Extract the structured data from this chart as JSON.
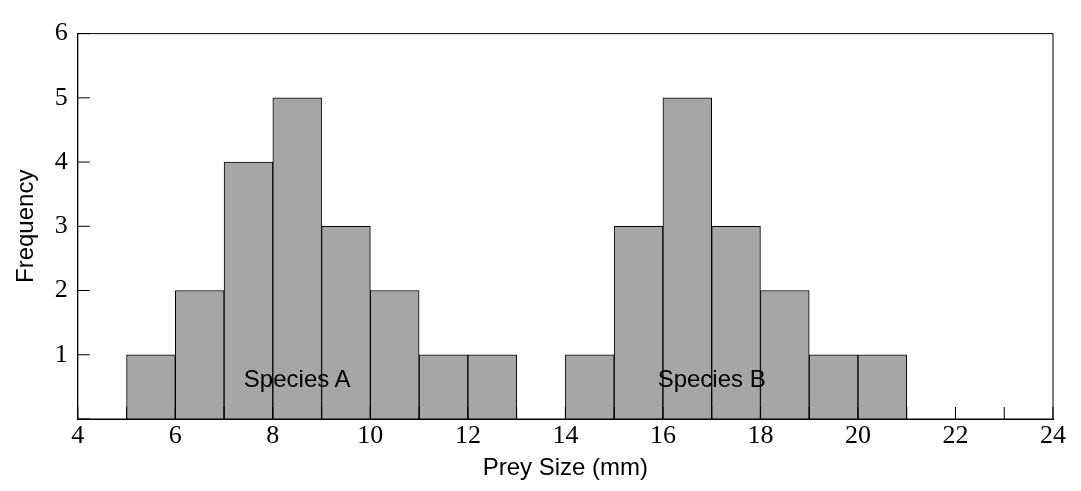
{
  "chart_data": {
    "type": "histogram",
    "xlabel": "Prey Size (mm)",
    "ylabel": "Frequency",
    "bins": [
      5,
      6,
      7,
      8,
      9,
      10,
      11,
      12,
      13,
      14,
      15,
      16,
      17,
      18,
      19,
      20,
      21
    ],
    "values": [
      1,
      2,
      4,
      5,
      3,
      2,
      1,
      1,
      0,
      1,
      3,
      5,
      3,
      2,
      1,
      1
    ],
    "color": "#a6a6a6",
    "xlim": [
      4,
      24
    ],
    "ylim": [
      0,
      6
    ],
    "xticks": [
      4,
      {
        "value": 5,
        "label": null
      },
      6,
      {
        "value": 7,
        "label": null
      },
      8,
      {
        "value": 9,
        "label": null
      },
      10,
      {
        "value": 11,
        "label": null
      },
      12,
      {
        "value": 13,
        "label": null
      },
      14,
      {
        "value": 15,
        "label": null
      },
      16,
      {
        "value": 17,
        "label": null
      },
      18,
      {
        "value": 19,
        "label": null
      },
      20,
      {
        "value": 21,
        "label": null
      },
      22,
      {
        "value": 23,
        "label": null
      },
      24
    ],
    "yticks": [
      {
        "value": 0,
        "label": null
      },
      1,
      2,
      3,
      4,
      5,
      6
    ],
    "annotations": [
      "Species A",
      "Species B"
    ],
    "grid": false,
    "legend": false
  }
}
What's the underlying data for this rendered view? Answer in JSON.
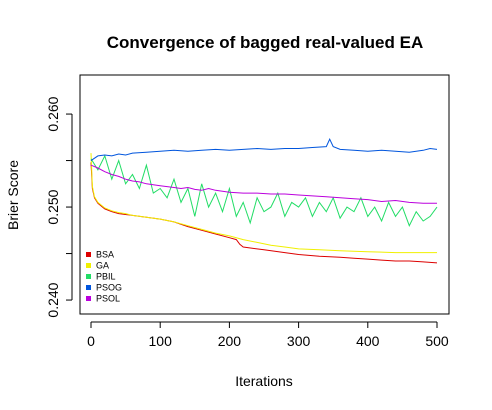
{
  "chart_data": {
    "type": "line",
    "title": "Convergence of bagged real-valued EA",
    "xlabel": "Iterations",
    "ylabel": "Brier Score",
    "xlim": [
      0,
      500
    ],
    "ylim": [
      0.2385,
      0.2642
    ],
    "x_ticks": [
      0,
      100,
      200,
      300,
      400,
      500
    ],
    "x_tick_labels": [
      "0",
      "100",
      "200",
      "300",
      "400",
      "500"
    ],
    "y_ticks": [
      0.24,
      0.245,
      0.25,
      0.255,
      0.26
    ],
    "y_tick_labels": [
      "0.240",
      "",
      "0.250",
      "",
      "0.260"
    ],
    "grid": false,
    "legend_position": "bottom-left",
    "series": [
      {
        "name": "BSA",
        "color": "#dd0000",
        "x": [
          0,
          2,
          5,
          10,
          20,
          30,
          40,
          50,
          60,
          80,
          100,
          120,
          140,
          160,
          180,
          200,
          210,
          215,
          220,
          250,
          280,
          300,
          330,
          360,
          380,
          400,
          420,
          440,
          460,
          480,
          500
        ],
        "y": [
          0.2548,
          0.252,
          0.251,
          0.2504,
          0.2498,
          0.2495,
          0.2493,
          0.2492,
          0.2491,
          0.2489,
          0.2487,
          0.2484,
          0.2479,
          0.2475,
          0.2471,
          0.2467,
          0.2465,
          0.246,
          0.2457,
          0.2454,
          0.2451,
          0.2449,
          0.2447,
          0.2446,
          0.2445,
          0.2444,
          0.2443,
          0.2442,
          0.2442,
          0.2441,
          0.244
        ]
      },
      {
        "name": "GA",
        "color": "#f0f000",
        "x": [
          0,
          2,
          5,
          10,
          20,
          30,
          40,
          50,
          60,
          80,
          100,
          120,
          140,
          160,
          180,
          200,
          220,
          240,
          260,
          280,
          300,
          330,
          360,
          400,
          440,
          500
        ],
        "y": [
          0.2558,
          0.2522,
          0.2511,
          0.2505,
          0.2499,
          0.2496,
          0.2494,
          0.2493,
          0.2491,
          0.2489,
          0.2487,
          0.2484,
          0.248,
          0.2476,
          0.2472,
          0.2469,
          0.2465,
          0.2462,
          0.2459,
          0.2457,
          0.2455,
          0.2454,
          0.2453,
          0.2452,
          0.2451,
          0.2451
        ]
      },
      {
        "name": "PBIL",
        "color": "#22dd66",
        "x": [
          0,
          10,
          20,
          30,
          40,
          50,
          60,
          70,
          80,
          90,
          100,
          110,
          120,
          130,
          140,
          150,
          160,
          170,
          180,
          190,
          200,
          210,
          220,
          230,
          240,
          250,
          260,
          270,
          280,
          290,
          300,
          310,
          320,
          330,
          340,
          350,
          360,
          370,
          380,
          390,
          400,
          410,
          420,
          430,
          440,
          450,
          460,
          470,
          480,
          490,
          500
        ],
        "y": [
          0.2552,
          0.254,
          0.2555,
          0.253,
          0.255,
          0.2525,
          0.2535,
          0.252,
          0.2545,
          0.2515,
          0.252,
          0.251,
          0.253,
          0.2505,
          0.252,
          0.249,
          0.2525,
          0.25,
          0.2515,
          0.2495,
          0.252,
          0.249,
          0.2505,
          0.2483,
          0.251,
          0.2495,
          0.25,
          0.2515,
          0.249,
          0.2505,
          0.25,
          0.251,
          0.249,
          0.2505,
          0.2495,
          0.251,
          0.2488,
          0.25,
          0.2495,
          0.251,
          0.249,
          0.25,
          0.2485,
          0.2505,
          0.249,
          0.25,
          0.248,
          0.2495,
          0.2485,
          0.249,
          0.25
        ]
      },
      {
        "name": "PSOG",
        "color": "#0055dd",
        "x": [
          0,
          10,
          20,
          30,
          40,
          50,
          60,
          80,
          100,
          120,
          140,
          160,
          180,
          200,
          220,
          240,
          260,
          280,
          300,
          320,
          340,
          345,
          350,
          360,
          380,
          400,
          420,
          440,
          460,
          470,
          480,
          490,
          500
        ],
        "y": [
          0.255,
          0.2555,
          0.2556,
          0.2555,
          0.2557,
          0.2556,
          0.2558,
          0.2559,
          0.256,
          0.2561,
          0.256,
          0.2561,
          0.2562,
          0.2561,
          0.2562,
          0.2563,
          0.2562,
          0.2563,
          0.2563,
          0.2564,
          0.2565,
          0.2573,
          0.2565,
          0.2562,
          0.2561,
          0.256,
          0.2561,
          0.256,
          0.2559,
          0.256,
          0.2561,
          0.2563,
          0.2562
        ]
      },
      {
        "name": "PSOL",
        "color": "#bb00dd",
        "x": [
          0,
          10,
          20,
          30,
          40,
          50,
          60,
          70,
          80,
          90,
          100,
          110,
          120,
          130,
          140,
          150,
          160,
          170,
          180,
          190,
          200,
          220,
          240,
          260,
          280,
          300,
          320,
          340,
          360,
          380,
          400,
          420,
          440,
          460,
          480,
          500
        ],
        "y": [
          0.2545,
          0.2542,
          0.2538,
          0.2535,
          0.2533,
          0.253,
          0.2528,
          0.2527,
          0.2525,
          0.2524,
          0.2523,
          0.2522,
          0.2521,
          0.252,
          0.2521,
          0.2519,
          0.2518,
          0.252,
          0.2518,
          0.2517,
          0.2516,
          0.2515,
          0.2515,
          0.2514,
          0.2514,
          0.2513,
          0.2512,
          0.2511,
          0.251,
          0.2509,
          0.2508,
          0.2506,
          0.2507,
          0.2505,
          0.2504,
          0.2504
        ]
      }
    ]
  }
}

Written problem:
Keep the pictures out of the copy and write out the data exactly as it stands.

Solution to this exercise:
Extract the structured data from this chart as JSON.
{
  "chart_data": {
    "type": "histogram",
    "xlabel": "Prey Size (mm)",
    "ylabel": "Frequency",
    "bins": [
      5,
      6,
      7,
      8,
      9,
      10,
      11,
      12,
      13,
      14,
      15,
      16,
      17,
      18,
      19,
      20,
      21
    ],
    "values": [
      1,
      2,
      4,
      5,
      3,
      2,
      1,
      1,
      0,
      1,
      3,
      5,
      3,
      2,
      1,
      1
    ],
    "color": "#a6a6a6",
    "xlim": [
      4,
      24
    ],
    "ylim": [
      0,
      6
    ],
    "xticks": [
      4,
      {
        "value": 5,
        "label": null
      },
      6,
      {
        "value": 7,
        "label": null
      },
      8,
      {
        "value": 9,
        "label": null
      },
      10,
      {
        "value": 11,
        "label": null
      },
      12,
      {
        "value": 13,
        "label": null
      },
      14,
      {
        "value": 15,
        "label": null
      },
      16,
      {
        "value": 17,
        "label": null
      },
      18,
      {
        "value": 19,
        "label": null
      },
      20,
      {
        "value": 21,
        "label": null
      },
      22,
      {
        "value": 23,
        "label": null
      },
      24
    ],
    "yticks": [
      {
        "value": 0,
        "label": null
      },
      1,
      2,
      3,
      4,
      5,
      6
    ],
    "annotations": [
      "Species A",
      "Species B"
    ],
    "grid": false,
    "legend": false
  }
}
What's the underlying data for this rendered view? Answer in JSON.
{
  "chart_data": {
    "type": "line",
    "title": "Convergence of bagged real-valued EA",
    "xlabel": "Iterations",
    "ylabel": "Brier Score",
    "xlim": [
      0,
      500
    ],
    "ylim": [
      0.2385,
      0.2642
    ],
    "x_ticks": [
      0,
      100,
      200,
      300,
      400,
      500
    ],
    "x_tick_labels": [
      "0",
      "100",
      "200",
      "300",
      "400",
      "500"
    ],
    "y_ticks": [
      0.24,
      0.245,
      0.25,
      0.255,
      0.26
    ],
    "y_tick_labels": [
      "0.240",
      "",
      "0.250",
      "",
      "0.260"
    ],
    "grid": false,
    "legend_position": "bottom-left",
    "series": [
      {
        "name": "BSA",
        "color": "#dd0000",
        "x": [
          0,
          2,
          5,
          10,
          20,
          30,
          40,
          50,
          60,
          80,
          100,
          120,
          140,
          160,
          180,
          200,
          210,
          215,
          220,
          250,
          280,
          300,
          330,
          360,
          380,
          400,
          420,
          440,
          460,
          480,
          500
        ],
        "y": [
          0.2548,
          0.252,
          0.251,
          0.2504,
          0.2498,
          0.2495,
          0.2493,
          0.2492,
          0.2491,
          0.2489,
          0.2487,
          0.2484,
          0.2479,
          0.2475,
          0.2471,
          0.2467,
          0.2465,
          0.246,
          0.2457,
          0.2454,
          0.2451,
          0.2449,
          0.2447,
          0.2446,
          0.2445,
          0.2444,
          0.2443,
          0.2442,
          0.2442,
          0.2441,
          0.244
        ]
      },
      {
        "name": "GA",
        "color": "#f0f000",
        "x": [
          0,
          2,
          5,
          10,
          20,
          30,
          40,
          50,
          60,
          80,
          100,
          120,
          140,
          160,
          180,
          200,
          220,
          240,
          260,
          280,
          300,
          330,
          360,
          400,
          440,
          500
        ],
        "y": [
          0.2558,
          0.2522,
          0.2511,
          0.2505,
          0.2499,
          0.2496,
          0.2494,
          0.2493,
          0.2491,
          0.2489,
          0.2487,
          0.2484,
          0.248,
          0.2476,
          0.2472,
          0.2469,
          0.2465,
          0.2462,
          0.2459,
          0.2457,
          0.2455,
          0.2454,
          0.2453,
          0.2452,
          0.2451,
          0.2451
        ]
      },
      {
        "name": "PBIL",
        "color": "#22dd66",
        "x": [
          0,
          10,
          20,
          30,
          40,
          50,
          60,
          70,
          80,
          90,
          100,
          110,
          120,
          130,
          140,
          150,
          160,
          170,
          180,
          190,
          200,
          210,
          220,
          230,
          240,
          250,
          260,
          270,
          280,
          290,
          300,
          310,
          320,
          330,
          340,
          350,
          360,
          370,
          380,
          390,
          400,
          410,
          420,
          430,
          440,
          450,
          460,
          470,
          480,
          490,
          500
        ],
        "y": [
          0.2552,
          0.254,
          0.2555,
          0.253,
          0.255,
          0.2525,
          0.2535,
          0.252,
          0.2545,
          0.2515,
          0.252,
          0.251,
          0.253,
          0.2505,
          0.252,
          0.249,
          0.2525,
          0.25,
          0.2515,
          0.2495,
          0.252,
          0.249,
          0.2505,
          0.2483,
          0.251,
          0.2495,
          0.25,
          0.2515,
          0.249,
          0.2505,
          0.25,
          0.251,
          0.249,
          0.2505,
          0.2495,
          0.251,
          0.2488,
          0.25,
          0.2495,
          0.251,
          0.249,
          0.25,
          0.2485,
          0.2505,
          0.249,
          0.25,
          0.248,
          0.2495,
          0.2485,
          0.249,
          0.25
        ]
      },
      {
        "name": "PSOG",
        "color": "#0055dd",
        "x": [
          0,
          10,
          20,
          30,
          40,
          50,
          60,
          80,
          100,
          120,
          140,
          160,
          180,
          200,
          220,
          240,
          260,
          280,
          300,
          320,
          340,
          345,
          350,
          360,
          380,
          400,
          420,
          440,
          460,
          470,
          480,
          490,
          500
        ],
        "y": [
          0.255,
          0.2555,
          0.2556,
          0.2555,
          0.2557,
          0.2556,
          0.2558,
          0.2559,
          0.256,
          0.2561,
          0.256,
          0.2561,
          0.2562,
          0.2561,
          0.2562,
          0.2563,
          0.2562,
          0.2563,
          0.2563,
          0.2564,
          0.2565,
          0.2573,
          0.2565,
          0.2562,
          0.2561,
          0.256,
          0.2561,
          0.256,
          0.2559,
          0.256,
          0.2561,
          0.2563,
          0.2562
        ]
      },
      {
        "name": "PSOL",
        "color": "#bb00dd",
        "x": [
          0,
          10,
          20,
          30,
          40,
          50,
          60,
          70,
          80,
          90,
          100,
          110,
          120,
          130,
          140,
          150,
          160,
          170,
          180,
          190,
          200,
          220,
          240,
          260,
          280,
          300,
          320,
          340,
          360,
          380,
          400,
          420,
          440,
          460,
          480,
          500
        ],
        "y": [
          0.2545,
          0.2542,
          0.2538,
          0.2535,
          0.2533,
          0.253,
          0.2528,
          0.2527,
          0.2525,
          0.2524,
          0.2523,
          0.2522,
          0.2521,
          0.252,
          0.2521,
          0.2519,
          0.2518,
          0.252,
          0.2518,
          0.2517,
          0.2516,
          0.2515,
          0.2515,
          0.2514,
          0.2514,
          0.2513,
          0.2512,
          0.2511,
          0.251,
          0.2509,
          0.2508,
          0.2506,
          0.2507,
          0.2505,
          0.2504,
          0.2504
        ]
      }
    ]
  }
}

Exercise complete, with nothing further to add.